> **Data**
..............................
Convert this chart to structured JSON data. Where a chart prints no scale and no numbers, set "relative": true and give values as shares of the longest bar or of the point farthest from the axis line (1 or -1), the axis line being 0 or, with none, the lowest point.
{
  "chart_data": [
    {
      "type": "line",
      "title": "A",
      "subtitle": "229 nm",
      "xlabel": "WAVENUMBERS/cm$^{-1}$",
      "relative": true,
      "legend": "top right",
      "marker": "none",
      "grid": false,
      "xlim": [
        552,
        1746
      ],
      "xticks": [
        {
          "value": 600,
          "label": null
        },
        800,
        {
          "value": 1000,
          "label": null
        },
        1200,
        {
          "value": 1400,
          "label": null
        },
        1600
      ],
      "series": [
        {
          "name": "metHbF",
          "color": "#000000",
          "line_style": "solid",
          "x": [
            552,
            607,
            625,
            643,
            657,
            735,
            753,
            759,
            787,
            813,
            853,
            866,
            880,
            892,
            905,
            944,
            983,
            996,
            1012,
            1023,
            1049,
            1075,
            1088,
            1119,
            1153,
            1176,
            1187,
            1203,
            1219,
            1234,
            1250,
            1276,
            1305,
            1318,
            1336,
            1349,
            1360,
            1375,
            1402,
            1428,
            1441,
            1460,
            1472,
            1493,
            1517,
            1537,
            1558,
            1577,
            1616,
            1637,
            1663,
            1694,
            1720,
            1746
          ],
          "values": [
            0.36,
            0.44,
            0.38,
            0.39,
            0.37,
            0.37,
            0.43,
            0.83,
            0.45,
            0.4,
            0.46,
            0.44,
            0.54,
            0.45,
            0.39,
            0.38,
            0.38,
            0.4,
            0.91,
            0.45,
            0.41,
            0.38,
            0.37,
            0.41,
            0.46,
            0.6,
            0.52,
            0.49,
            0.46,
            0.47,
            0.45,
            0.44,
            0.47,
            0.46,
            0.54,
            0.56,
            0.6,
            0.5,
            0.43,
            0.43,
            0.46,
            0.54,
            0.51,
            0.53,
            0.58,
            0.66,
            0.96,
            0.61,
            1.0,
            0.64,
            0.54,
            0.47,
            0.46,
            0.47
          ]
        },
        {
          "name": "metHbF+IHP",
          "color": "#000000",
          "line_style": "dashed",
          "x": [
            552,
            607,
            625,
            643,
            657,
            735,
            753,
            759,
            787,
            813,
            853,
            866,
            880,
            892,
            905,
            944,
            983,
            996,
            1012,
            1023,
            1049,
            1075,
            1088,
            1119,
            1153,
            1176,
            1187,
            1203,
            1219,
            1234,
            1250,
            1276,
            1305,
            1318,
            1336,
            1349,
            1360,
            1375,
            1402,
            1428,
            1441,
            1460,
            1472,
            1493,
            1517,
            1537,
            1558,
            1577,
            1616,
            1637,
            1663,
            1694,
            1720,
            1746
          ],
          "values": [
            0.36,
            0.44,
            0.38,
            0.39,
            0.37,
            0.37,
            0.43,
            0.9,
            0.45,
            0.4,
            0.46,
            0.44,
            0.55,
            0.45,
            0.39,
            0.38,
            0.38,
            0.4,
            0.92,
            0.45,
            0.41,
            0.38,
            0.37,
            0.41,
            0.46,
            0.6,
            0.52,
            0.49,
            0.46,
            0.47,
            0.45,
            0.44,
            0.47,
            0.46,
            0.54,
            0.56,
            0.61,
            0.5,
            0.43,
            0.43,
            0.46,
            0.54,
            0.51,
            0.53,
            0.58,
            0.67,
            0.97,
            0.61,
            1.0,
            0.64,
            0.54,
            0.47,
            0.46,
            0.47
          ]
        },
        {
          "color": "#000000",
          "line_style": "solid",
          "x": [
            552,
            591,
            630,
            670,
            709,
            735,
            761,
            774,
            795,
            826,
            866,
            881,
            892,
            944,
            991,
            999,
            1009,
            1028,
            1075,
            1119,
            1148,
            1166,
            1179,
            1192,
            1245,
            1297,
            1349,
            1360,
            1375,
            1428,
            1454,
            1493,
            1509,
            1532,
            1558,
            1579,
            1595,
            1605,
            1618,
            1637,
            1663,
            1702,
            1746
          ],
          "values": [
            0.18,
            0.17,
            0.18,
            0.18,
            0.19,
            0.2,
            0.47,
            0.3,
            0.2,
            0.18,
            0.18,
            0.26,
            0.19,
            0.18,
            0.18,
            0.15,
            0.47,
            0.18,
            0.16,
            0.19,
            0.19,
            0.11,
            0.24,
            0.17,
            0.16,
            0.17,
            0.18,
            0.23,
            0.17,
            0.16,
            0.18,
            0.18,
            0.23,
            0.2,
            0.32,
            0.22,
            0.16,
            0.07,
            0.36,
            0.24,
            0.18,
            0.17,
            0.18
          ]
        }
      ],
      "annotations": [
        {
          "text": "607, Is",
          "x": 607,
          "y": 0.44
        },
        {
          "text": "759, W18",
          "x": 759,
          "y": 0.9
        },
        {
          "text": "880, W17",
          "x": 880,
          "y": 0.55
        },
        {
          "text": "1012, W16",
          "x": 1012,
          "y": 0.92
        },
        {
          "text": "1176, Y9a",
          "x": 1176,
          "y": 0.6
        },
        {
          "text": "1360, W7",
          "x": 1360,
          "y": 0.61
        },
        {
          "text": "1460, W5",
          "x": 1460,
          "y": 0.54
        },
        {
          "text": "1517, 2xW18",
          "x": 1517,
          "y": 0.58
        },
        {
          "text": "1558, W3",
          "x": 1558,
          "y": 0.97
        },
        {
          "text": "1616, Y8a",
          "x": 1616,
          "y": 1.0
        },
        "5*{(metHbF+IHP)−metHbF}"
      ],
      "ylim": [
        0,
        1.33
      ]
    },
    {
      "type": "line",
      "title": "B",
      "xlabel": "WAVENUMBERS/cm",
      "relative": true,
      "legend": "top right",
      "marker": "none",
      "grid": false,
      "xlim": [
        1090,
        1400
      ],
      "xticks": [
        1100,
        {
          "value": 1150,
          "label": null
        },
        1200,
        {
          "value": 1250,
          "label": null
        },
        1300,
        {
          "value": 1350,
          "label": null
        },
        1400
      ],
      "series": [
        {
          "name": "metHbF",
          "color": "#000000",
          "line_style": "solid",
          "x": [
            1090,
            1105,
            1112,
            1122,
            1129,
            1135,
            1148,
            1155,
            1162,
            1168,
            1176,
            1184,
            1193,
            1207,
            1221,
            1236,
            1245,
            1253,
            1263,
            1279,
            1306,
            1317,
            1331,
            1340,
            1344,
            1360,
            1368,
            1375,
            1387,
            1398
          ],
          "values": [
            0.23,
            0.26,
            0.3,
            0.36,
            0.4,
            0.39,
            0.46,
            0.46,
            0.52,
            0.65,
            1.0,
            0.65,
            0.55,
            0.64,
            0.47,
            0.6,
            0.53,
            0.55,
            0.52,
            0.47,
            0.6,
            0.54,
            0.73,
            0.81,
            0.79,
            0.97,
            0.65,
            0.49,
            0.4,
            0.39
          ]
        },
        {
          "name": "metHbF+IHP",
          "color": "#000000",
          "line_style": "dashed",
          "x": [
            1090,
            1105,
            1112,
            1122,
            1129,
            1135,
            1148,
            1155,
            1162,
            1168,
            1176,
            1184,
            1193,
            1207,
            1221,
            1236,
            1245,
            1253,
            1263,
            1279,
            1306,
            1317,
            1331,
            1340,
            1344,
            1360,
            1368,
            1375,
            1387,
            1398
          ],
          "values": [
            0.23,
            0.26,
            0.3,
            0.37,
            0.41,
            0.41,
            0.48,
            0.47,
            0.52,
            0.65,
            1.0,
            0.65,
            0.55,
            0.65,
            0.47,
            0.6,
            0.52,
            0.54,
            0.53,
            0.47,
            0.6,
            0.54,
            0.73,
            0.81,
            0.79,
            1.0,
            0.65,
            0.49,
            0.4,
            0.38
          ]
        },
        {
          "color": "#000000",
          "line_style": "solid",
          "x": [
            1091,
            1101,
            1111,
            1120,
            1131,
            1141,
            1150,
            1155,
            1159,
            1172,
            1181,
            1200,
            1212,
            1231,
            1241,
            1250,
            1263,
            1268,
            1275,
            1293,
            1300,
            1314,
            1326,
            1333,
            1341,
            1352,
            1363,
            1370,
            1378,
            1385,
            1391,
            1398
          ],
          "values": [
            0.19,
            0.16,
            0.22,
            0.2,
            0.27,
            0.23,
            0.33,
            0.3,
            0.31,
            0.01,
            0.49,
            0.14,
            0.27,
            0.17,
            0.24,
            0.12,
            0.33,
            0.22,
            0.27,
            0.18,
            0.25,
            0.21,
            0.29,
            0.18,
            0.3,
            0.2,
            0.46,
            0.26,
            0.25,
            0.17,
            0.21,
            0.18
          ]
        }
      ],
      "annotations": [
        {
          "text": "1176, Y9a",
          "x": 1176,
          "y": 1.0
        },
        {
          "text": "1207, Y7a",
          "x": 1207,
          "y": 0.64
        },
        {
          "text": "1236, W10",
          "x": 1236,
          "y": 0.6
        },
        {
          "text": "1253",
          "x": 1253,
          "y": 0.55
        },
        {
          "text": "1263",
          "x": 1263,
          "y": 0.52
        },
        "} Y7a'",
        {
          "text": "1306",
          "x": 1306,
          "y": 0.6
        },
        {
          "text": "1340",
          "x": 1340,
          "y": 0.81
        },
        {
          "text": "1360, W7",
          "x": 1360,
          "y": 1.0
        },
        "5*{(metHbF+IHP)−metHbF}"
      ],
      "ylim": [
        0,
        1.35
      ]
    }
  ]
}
..............................
> **Brief**
List each line in the listing that contains the string "xlabel".

> **Answer for the task**
      "xlabel": "WAVENUMBERS/cm$^{-1}$",
      "xlabel": "WAVENUMBERS/cm",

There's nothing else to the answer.